Task details: Transcribe the whole listing without a single picture.

(Records from a collection)

----------------------------------------

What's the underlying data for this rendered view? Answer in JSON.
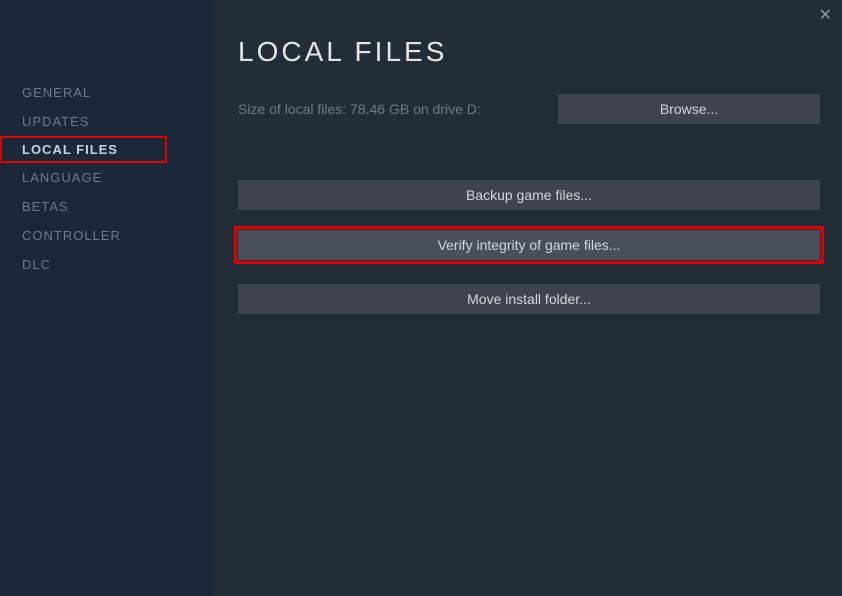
{
  "sidebar": {
    "items": [
      {
        "label": "GENERAL",
        "active": false,
        "highlight": false
      },
      {
        "label": "UPDATES",
        "active": false,
        "highlight": false
      },
      {
        "label": "LOCAL FILES",
        "active": true,
        "highlight": true
      },
      {
        "label": "LANGUAGE",
        "active": false,
        "highlight": false
      },
      {
        "label": "BETAS",
        "active": false,
        "highlight": false
      },
      {
        "label": "CONTROLLER",
        "active": false,
        "highlight": false
      },
      {
        "label": "DLC",
        "active": false,
        "highlight": false
      }
    ]
  },
  "panel": {
    "title": "LOCAL FILES",
    "size_text": "Size of local files: 78.46 GB on drive D:",
    "browse_button": "Browse...",
    "backup_button": "Backup game files...",
    "verify_button": "Verify integrity of game files...",
    "move_button": "Move install folder..."
  },
  "close_icon": "✕"
}
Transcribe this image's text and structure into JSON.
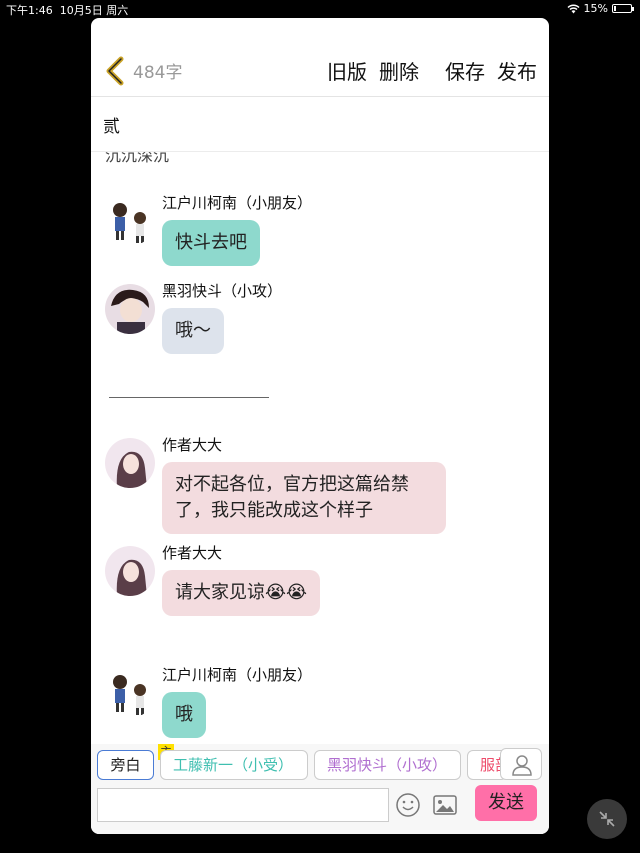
{
  "status": {
    "time": "下午1:46",
    "date": "10月5日 周六",
    "battery": "15%",
    "battery_level": 0.15
  },
  "header": {
    "word_count": "484字",
    "old_version": "旧版",
    "delete": "删除",
    "save": "保存",
    "publish": "发布"
  },
  "doc": {
    "title": "贰"
  },
  "chat": {
    "cutoff_text": "沉沉深沉",
    "messages": [
      {
        "name": "江户川柯南（小朋友）",
        "text": "快斗去吧",
        "bubble_color": "#8ed9cd"
      },
      {
        "name": "黑羽快斗（小攻）",
        "text": "哦～",
        "bubble_color": "#dde3ec"
      },
      {
        "name": "作者大大",
        "text": "对不起各位，官方把这篇给禁了，我只能改成这个样子",
        "bubble_color": "#f3dcdf"
      },
      {
        "name": "作者大大",
        "text": "请大家见谅😭😭",
        "bubble_color": "#f3dcdf"
      },
      {
        "name": "江户川柯南（小朋友）",
        "text": "哦",
        "bubble_color": "#8ed9cd"
      }
    ]
  },
  "roles": {
    "narration": "旁白",
    "main_badge": "主",
    "role1": {
      "label": "工藤新一（小受）",
      "color": "#3fbfb0"
    },
    "role2": {
      "label": "黑羽快斗（小攻）",
      "color": "#b06fd0"
    },
    "role3": {
      "label": "服部",
      "color": "#ee4c6b"
    }
  },
  "input": {
    "placeholder": "",
    "send": "发送"
  }
}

----------------------------------------

Expected output:
What's the underlying data for this rendered view? Answer in JSON.
{
  "sidebar": {
    "items": [
      {
        "label": "GENERAL",
        "active": false,
        "highlight": false
      },
      {
        "label": "UPDATES",
        "active": false,
        "highlight": false
      },
      {
        "label": "LOCAL FILES",
        "active": true,
        "highlight": true
      },
      {
        "label": "LANGUAGE",
        "active": false,
        "highlight": false
      },
      {
        "label": "BETAS",
        "active": false,
        "highlight": false
      },
      {
        "label": "CONTROLLER",
        "active": false,
        "highlight": false
      },
      {
        "label": "DLC",
        "active": false,
        "highlight": false
      }
    ]
  },
  "panel": {
    "title": "LOCAL FILES",
    "size_text": "Size of local files: 78.46 GB on drive D:",
    "browse_button": "Browse...",
    "backup_button": "Backup game files...",
    "verify_button": "Verify integrity of game files...",
    "move_button": "Move install folder..."
  },
  "close_icon": "✕"
}
Transcribe this image's text and structure into JSON.
{
  "status": {
    "time": "下午1:46",
    "date": "10月5日 周六",
    "battery": "15%",
    "battery_level": 0.15
  },
  "header": {
    "word_count": "484字",
    "old_version": "旧版",
    "delete": "删除",
    "save": "保存",
    "publish": "发布"
  },
  "doc": {
    "title": "贰"
  },
  "chat": {
    "cutoff_text": "沉沉深沉",
    "messages": [
      {
        "name": "江户川柯南（小朋友）",
        "text": "快斗去吧",
        "bubble_color": "#8ed9cd"
      },
      {
        "name": "黑羽快斗（小攻）",
        "text": "哦～",
        "bubble_color": "#dde3ec"
      },
      {
        "name": "作者大大",
        "text": "对不起各位，官方把这篇给禁了，我只能改成这个样子",
        "bubble_color": "#f3dcdf"
      },
      {
        "name": "作者大大",
        "text": "请大家见谅😭😭",
        "bubble_color": "#f3dcdf"
      },
      {
        "name": "江户川柯南（小朋友）",
        "text": "哦",
        "bubble_color": "#8ed9cd"
      }
    ]
  },
  "roles": {
    "narration": "旁白",
    "main_badge": "主",
    "role1": {
      "label": "工藤新一（小受）",
      "color": "#3fbfb0"
    },
    "role2": {
      "label": "黑羽快斗（小攻）",
      "color": "#b06fd0"
    },
    "role3": {
      "label": "服部",
      "color": "#ee4c6b"
    }
  },
  "input": {
    "placeholder": "",
    "send": "发送"
  }
}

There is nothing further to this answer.